Required work | Extract each line from the entries below that has the string "Polyester" in it.

Supplied information |
┌──

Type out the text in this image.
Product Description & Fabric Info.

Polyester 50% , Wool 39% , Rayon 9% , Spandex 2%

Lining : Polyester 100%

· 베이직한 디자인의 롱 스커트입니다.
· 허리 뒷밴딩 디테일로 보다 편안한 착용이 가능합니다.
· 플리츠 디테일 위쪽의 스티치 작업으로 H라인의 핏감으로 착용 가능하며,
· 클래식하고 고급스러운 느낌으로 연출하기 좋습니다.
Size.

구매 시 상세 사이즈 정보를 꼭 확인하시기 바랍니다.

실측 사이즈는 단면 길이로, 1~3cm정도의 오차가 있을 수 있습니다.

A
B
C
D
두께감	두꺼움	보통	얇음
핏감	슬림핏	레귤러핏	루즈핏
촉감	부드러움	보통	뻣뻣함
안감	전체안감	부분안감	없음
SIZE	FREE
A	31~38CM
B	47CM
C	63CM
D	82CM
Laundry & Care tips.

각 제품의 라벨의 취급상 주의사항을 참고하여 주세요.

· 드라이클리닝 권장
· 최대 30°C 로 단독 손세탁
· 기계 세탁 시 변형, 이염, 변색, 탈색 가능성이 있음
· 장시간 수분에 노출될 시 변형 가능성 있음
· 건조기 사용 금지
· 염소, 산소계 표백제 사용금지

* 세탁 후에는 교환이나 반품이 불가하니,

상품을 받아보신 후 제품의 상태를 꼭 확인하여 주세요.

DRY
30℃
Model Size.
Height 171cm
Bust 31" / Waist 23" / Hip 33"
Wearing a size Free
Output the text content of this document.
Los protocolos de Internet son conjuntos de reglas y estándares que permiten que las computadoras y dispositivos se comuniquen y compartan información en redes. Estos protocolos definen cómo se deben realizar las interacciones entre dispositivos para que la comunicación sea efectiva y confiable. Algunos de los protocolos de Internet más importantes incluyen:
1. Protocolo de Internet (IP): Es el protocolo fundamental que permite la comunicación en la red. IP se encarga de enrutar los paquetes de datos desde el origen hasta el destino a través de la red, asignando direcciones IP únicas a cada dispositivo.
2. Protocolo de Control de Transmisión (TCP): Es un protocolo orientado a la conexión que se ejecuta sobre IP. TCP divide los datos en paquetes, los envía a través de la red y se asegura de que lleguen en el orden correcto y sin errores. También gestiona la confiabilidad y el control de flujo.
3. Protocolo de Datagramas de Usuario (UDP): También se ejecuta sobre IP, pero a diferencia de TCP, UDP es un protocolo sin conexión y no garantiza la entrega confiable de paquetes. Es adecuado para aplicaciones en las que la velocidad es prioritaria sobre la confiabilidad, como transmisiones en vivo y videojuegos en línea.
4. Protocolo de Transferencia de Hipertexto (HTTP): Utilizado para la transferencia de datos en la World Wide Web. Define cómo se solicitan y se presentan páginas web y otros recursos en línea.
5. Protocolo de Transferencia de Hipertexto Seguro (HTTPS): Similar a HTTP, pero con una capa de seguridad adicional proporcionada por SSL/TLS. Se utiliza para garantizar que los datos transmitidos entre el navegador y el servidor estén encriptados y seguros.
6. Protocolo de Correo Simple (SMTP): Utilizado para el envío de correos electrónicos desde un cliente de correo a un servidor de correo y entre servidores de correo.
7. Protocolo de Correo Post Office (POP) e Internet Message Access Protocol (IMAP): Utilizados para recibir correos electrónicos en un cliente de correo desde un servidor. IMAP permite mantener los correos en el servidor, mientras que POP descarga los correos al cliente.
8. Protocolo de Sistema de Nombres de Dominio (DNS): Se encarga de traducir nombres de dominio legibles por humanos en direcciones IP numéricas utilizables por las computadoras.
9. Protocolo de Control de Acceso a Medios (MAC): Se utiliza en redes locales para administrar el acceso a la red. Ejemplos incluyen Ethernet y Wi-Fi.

└──

Solution to this problem |
Polyester 50% , Wool 39% , Rayon 9% , Spandex 2%
Lining : Polyester 100%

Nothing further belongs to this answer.